■ THE EXERCISE ■
Copy each line where the word "ručicu" occurs.

[start RECORDS SUPPLIED]

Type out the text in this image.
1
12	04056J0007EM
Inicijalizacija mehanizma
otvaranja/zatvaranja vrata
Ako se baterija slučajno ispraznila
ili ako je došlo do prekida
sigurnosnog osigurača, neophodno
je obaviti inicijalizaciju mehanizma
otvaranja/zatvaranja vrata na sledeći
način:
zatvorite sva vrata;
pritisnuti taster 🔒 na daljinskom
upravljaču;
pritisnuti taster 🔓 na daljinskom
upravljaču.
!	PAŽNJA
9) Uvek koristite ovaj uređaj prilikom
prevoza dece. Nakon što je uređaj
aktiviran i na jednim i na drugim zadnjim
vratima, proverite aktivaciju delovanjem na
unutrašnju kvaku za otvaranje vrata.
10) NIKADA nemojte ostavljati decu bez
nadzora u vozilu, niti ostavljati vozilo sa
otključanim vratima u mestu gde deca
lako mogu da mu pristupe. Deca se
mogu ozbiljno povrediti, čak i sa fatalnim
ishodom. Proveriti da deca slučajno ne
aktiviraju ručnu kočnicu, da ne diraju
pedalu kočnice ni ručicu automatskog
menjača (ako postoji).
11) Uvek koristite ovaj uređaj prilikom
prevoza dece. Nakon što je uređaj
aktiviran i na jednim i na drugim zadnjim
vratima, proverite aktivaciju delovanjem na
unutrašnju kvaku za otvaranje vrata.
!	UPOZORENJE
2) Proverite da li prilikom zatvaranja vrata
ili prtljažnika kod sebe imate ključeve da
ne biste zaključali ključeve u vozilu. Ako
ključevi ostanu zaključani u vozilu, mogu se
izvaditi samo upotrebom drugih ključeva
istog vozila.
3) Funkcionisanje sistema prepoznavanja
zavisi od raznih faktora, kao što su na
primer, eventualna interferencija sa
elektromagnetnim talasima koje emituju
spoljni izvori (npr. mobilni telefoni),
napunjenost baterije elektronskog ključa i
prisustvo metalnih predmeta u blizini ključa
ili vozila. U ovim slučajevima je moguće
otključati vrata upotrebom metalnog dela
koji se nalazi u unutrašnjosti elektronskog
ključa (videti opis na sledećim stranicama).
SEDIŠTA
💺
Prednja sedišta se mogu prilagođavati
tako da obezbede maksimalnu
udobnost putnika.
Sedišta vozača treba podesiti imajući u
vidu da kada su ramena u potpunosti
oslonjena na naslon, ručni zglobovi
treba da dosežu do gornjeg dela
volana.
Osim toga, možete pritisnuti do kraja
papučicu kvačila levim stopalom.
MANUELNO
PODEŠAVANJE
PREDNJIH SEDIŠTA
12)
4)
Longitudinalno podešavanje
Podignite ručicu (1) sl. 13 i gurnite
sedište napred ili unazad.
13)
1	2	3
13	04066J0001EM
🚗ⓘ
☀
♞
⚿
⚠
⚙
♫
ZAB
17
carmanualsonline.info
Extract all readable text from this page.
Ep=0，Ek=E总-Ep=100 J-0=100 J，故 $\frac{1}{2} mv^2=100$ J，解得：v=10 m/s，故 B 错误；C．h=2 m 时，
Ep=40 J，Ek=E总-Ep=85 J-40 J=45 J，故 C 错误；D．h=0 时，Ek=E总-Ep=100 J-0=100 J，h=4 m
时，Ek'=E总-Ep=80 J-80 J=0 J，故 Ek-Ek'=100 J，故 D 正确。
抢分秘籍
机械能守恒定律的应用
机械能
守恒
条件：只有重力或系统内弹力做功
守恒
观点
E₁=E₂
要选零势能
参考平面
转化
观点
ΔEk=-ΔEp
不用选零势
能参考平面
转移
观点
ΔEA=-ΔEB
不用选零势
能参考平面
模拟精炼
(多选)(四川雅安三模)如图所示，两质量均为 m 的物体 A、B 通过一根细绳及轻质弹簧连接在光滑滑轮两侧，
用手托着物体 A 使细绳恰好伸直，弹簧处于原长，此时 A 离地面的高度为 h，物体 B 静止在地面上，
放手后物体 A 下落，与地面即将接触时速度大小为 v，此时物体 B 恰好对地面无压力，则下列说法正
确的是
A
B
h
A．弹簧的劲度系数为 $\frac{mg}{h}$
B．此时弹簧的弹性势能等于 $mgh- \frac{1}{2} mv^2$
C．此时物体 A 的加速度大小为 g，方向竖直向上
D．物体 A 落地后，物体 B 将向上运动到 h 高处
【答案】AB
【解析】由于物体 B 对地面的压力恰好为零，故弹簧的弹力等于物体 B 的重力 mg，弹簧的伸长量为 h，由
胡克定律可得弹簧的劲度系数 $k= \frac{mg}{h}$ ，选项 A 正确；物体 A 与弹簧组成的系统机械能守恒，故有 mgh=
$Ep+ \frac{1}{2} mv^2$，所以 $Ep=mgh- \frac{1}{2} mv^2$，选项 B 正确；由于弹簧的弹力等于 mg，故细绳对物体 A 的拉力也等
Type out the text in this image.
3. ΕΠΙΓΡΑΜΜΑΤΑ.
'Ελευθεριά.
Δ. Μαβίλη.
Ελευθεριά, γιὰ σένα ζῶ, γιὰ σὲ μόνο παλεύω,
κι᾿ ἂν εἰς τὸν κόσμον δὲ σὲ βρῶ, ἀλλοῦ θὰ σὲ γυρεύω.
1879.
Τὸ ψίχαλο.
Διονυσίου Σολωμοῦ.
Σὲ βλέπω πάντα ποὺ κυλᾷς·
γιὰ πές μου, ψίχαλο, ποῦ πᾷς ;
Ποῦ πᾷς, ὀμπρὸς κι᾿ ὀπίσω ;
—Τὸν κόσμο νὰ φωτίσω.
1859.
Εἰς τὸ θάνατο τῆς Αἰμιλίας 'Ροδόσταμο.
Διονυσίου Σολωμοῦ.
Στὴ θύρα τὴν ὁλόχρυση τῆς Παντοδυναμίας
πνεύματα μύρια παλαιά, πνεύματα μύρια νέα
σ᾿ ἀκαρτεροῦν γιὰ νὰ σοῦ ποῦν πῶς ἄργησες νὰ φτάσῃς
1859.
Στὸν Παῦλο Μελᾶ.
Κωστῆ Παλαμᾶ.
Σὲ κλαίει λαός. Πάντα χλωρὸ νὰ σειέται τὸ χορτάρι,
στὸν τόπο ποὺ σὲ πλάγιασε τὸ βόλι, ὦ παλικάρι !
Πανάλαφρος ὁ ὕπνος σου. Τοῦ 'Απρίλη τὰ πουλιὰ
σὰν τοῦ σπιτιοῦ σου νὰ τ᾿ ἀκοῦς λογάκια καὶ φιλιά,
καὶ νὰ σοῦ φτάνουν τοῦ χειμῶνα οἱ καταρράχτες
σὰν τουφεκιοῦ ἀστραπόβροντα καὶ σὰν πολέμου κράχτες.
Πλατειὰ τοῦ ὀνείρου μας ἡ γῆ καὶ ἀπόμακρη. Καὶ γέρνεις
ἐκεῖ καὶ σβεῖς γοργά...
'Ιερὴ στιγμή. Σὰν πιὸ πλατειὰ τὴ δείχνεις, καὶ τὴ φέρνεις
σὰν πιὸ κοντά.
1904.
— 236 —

[end RECORDS SUPPLIED]

■ RESULT BELOW ■
pedalu kočnice ni ručicu automatskog
Podignite ručicu (1) sl. 13 i gurnite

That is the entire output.